§ Data listing:
• • • • •

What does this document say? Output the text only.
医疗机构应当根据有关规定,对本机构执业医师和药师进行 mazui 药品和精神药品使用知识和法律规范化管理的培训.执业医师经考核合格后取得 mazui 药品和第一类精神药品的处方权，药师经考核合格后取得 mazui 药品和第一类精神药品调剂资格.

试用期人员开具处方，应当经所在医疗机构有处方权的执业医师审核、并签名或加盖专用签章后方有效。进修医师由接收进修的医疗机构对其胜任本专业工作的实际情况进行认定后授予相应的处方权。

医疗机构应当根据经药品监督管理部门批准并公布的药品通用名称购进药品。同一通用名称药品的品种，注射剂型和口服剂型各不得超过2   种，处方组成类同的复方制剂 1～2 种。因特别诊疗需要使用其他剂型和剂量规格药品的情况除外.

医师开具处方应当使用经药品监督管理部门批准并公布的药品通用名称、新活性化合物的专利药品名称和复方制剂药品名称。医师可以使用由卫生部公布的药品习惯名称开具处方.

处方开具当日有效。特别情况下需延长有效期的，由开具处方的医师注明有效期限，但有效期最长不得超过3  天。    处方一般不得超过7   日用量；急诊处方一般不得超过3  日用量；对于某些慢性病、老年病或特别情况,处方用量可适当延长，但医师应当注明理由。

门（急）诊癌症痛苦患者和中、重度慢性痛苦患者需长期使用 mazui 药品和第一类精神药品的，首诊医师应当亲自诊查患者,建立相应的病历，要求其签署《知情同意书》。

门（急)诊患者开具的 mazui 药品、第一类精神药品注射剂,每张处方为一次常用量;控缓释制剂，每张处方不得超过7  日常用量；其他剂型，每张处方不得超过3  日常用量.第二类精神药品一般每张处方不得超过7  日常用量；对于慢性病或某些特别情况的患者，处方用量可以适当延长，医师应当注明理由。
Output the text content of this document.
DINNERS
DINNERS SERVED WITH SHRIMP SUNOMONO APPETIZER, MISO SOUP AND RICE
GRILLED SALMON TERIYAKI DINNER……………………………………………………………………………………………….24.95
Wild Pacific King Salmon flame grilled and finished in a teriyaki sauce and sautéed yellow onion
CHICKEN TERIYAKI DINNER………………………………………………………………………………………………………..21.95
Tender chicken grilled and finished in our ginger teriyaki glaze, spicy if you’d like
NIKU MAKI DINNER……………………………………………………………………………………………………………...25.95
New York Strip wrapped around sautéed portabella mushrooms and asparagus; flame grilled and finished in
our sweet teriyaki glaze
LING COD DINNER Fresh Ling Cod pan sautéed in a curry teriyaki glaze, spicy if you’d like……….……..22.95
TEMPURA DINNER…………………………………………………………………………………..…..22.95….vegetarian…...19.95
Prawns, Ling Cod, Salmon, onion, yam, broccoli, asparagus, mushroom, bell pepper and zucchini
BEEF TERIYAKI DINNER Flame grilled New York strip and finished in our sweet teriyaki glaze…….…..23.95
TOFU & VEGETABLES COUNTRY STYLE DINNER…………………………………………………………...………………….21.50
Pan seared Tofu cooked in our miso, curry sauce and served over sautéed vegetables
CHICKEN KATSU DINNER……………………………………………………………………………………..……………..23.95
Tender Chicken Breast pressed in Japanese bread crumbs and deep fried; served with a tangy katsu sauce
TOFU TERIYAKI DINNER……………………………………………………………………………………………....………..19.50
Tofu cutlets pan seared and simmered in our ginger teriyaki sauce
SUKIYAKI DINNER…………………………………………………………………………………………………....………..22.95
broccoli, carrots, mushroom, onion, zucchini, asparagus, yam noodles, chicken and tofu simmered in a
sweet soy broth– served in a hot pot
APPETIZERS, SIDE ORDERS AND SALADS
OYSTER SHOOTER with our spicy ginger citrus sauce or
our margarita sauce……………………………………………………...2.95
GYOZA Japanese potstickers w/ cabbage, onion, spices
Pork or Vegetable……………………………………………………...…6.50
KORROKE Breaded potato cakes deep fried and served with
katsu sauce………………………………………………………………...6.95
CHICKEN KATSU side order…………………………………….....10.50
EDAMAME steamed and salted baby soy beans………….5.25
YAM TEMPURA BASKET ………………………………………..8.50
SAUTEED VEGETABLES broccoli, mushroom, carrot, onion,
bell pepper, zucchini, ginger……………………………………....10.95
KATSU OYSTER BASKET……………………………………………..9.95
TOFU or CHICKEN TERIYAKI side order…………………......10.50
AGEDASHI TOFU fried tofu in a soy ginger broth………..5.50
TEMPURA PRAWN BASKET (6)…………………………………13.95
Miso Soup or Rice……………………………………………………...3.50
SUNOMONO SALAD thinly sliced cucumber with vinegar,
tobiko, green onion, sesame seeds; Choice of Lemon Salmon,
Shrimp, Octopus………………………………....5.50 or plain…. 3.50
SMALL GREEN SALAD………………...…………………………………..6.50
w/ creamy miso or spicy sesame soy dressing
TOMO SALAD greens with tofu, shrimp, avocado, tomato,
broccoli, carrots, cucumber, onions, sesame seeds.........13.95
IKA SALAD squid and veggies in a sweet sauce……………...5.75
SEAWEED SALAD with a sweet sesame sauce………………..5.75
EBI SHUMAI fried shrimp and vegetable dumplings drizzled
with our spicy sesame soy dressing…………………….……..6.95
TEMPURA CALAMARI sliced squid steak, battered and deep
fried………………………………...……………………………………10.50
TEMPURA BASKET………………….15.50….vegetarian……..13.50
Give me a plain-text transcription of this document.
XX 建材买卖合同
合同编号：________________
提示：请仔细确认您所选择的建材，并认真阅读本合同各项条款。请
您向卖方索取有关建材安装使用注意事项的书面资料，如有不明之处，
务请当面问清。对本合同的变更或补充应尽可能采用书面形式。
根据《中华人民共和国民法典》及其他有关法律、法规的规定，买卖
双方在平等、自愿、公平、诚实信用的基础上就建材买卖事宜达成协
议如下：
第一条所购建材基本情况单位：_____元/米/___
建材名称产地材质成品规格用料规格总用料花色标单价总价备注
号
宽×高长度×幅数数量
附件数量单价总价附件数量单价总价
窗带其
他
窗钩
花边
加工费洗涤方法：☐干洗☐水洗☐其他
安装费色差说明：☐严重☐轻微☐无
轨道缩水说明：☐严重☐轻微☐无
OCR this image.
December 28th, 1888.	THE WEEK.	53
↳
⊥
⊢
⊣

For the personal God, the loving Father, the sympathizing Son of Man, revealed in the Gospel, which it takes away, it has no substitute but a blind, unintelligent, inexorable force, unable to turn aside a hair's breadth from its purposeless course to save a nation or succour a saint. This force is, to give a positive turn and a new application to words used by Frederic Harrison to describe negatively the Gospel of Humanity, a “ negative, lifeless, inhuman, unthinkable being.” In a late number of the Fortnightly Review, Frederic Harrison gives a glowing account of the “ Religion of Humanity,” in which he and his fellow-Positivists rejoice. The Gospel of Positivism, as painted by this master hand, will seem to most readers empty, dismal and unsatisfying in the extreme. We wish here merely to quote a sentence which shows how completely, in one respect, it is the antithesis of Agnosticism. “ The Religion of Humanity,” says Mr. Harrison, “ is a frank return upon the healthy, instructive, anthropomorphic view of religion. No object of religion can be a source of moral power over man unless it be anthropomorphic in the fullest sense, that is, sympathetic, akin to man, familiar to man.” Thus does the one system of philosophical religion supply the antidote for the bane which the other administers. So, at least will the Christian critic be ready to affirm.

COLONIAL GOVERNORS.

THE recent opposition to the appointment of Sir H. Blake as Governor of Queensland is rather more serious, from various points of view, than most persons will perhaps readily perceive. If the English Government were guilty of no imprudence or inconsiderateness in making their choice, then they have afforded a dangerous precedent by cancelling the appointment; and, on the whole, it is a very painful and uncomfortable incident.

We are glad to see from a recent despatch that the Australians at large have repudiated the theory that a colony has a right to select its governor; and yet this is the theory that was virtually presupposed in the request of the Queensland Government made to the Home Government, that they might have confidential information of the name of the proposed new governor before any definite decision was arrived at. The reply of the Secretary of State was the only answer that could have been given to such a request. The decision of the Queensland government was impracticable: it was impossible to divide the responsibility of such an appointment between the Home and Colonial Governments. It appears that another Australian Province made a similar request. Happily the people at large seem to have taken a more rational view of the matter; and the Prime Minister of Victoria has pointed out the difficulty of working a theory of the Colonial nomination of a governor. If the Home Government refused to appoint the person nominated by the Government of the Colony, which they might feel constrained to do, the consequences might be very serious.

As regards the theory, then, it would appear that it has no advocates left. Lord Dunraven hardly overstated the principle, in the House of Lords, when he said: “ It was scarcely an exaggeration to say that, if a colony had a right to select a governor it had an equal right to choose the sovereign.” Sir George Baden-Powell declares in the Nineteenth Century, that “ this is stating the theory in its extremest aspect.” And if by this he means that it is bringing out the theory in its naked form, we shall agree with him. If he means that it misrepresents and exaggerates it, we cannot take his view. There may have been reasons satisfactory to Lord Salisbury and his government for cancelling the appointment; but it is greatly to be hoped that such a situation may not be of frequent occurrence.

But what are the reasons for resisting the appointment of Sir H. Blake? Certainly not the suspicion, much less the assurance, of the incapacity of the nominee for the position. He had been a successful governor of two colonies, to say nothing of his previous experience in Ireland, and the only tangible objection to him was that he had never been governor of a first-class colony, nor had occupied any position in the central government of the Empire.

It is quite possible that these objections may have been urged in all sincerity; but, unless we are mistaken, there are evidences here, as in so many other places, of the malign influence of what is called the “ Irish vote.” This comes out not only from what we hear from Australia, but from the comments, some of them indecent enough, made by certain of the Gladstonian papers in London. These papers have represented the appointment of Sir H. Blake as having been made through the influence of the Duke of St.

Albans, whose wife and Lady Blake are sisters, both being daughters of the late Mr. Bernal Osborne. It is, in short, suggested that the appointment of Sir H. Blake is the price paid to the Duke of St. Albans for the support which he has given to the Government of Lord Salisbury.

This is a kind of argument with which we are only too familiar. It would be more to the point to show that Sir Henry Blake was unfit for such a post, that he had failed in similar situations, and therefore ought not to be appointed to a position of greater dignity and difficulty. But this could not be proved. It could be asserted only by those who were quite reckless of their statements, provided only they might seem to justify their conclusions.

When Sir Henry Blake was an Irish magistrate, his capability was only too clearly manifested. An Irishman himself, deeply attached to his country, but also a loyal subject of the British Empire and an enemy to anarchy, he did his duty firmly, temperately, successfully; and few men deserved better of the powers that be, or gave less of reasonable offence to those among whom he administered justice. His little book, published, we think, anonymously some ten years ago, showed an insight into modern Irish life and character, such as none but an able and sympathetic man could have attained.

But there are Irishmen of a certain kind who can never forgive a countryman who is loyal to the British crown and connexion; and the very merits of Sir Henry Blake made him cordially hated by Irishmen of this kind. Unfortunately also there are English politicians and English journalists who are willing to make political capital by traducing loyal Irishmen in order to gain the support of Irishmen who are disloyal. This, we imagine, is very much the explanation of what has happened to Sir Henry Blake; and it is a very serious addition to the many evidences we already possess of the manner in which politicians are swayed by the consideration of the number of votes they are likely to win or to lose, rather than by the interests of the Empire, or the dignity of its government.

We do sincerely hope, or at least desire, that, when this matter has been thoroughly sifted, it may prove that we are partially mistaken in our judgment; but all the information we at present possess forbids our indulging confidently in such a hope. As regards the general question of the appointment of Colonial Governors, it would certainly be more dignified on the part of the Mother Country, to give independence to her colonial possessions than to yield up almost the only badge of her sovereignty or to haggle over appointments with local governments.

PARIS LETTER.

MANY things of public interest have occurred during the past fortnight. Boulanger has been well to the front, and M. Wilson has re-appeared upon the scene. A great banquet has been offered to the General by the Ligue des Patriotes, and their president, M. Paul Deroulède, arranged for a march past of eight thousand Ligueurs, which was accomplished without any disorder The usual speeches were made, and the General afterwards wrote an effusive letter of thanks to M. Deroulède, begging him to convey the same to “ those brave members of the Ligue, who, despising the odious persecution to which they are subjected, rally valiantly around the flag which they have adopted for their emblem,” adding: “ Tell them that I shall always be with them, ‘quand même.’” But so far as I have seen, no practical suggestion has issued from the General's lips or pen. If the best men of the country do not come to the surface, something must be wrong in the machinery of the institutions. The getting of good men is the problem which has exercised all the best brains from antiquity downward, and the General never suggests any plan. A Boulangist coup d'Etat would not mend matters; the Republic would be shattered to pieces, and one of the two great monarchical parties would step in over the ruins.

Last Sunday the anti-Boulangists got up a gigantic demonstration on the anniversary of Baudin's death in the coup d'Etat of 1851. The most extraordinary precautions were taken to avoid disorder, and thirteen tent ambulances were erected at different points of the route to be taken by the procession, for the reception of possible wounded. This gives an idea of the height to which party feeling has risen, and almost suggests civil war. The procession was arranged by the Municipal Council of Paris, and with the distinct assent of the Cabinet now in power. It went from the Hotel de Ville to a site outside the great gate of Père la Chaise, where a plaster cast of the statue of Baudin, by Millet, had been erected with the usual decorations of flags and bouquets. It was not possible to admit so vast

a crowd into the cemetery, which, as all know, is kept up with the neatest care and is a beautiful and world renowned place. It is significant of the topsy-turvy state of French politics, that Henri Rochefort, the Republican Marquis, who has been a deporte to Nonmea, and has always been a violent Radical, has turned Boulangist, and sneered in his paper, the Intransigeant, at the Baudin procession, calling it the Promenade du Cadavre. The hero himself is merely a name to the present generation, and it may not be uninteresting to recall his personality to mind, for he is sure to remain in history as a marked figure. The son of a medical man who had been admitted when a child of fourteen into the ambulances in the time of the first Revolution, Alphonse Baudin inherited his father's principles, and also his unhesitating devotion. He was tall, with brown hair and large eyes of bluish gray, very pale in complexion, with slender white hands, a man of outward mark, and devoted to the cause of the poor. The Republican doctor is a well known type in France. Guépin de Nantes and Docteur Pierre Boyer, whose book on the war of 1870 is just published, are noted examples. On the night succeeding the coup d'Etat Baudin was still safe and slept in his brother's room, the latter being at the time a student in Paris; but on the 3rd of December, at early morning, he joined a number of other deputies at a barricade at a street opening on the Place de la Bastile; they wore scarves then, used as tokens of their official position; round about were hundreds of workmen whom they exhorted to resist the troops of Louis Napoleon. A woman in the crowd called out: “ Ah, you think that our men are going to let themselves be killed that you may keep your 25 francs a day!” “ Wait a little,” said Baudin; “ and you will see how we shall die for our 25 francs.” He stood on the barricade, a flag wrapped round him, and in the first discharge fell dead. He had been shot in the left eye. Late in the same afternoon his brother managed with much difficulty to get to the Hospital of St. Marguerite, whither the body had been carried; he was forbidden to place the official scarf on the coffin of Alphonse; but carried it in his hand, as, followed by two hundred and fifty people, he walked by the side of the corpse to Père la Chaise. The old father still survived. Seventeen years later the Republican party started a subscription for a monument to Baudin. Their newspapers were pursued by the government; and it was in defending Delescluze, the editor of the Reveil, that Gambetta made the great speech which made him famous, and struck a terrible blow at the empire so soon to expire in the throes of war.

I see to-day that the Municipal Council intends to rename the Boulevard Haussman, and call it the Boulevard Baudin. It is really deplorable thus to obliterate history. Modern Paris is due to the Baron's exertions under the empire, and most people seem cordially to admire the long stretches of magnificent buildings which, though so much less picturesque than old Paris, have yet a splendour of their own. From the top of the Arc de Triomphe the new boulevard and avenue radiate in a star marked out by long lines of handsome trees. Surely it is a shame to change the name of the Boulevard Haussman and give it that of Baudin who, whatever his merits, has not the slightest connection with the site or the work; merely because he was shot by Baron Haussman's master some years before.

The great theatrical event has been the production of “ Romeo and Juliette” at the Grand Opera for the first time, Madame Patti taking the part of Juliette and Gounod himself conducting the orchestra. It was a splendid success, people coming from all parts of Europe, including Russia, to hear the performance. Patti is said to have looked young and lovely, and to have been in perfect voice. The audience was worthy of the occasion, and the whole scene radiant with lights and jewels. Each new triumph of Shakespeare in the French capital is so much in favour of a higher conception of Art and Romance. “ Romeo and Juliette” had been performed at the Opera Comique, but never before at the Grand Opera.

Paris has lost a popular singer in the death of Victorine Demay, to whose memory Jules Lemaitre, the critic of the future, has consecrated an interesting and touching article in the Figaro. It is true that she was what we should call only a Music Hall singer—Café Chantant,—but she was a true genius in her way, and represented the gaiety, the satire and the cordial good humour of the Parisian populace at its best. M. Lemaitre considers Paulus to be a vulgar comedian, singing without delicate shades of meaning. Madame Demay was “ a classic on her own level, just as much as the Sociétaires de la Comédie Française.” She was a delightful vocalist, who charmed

• • • • •

§ What needs to be done:
Copy each line above containing the string "sliced".

§ Output of the exercise:
SUNOMONO SALAD thinly sliced cucumber with vinegar,
TEMPURA CALAMARI sliced squid steak, battered and deep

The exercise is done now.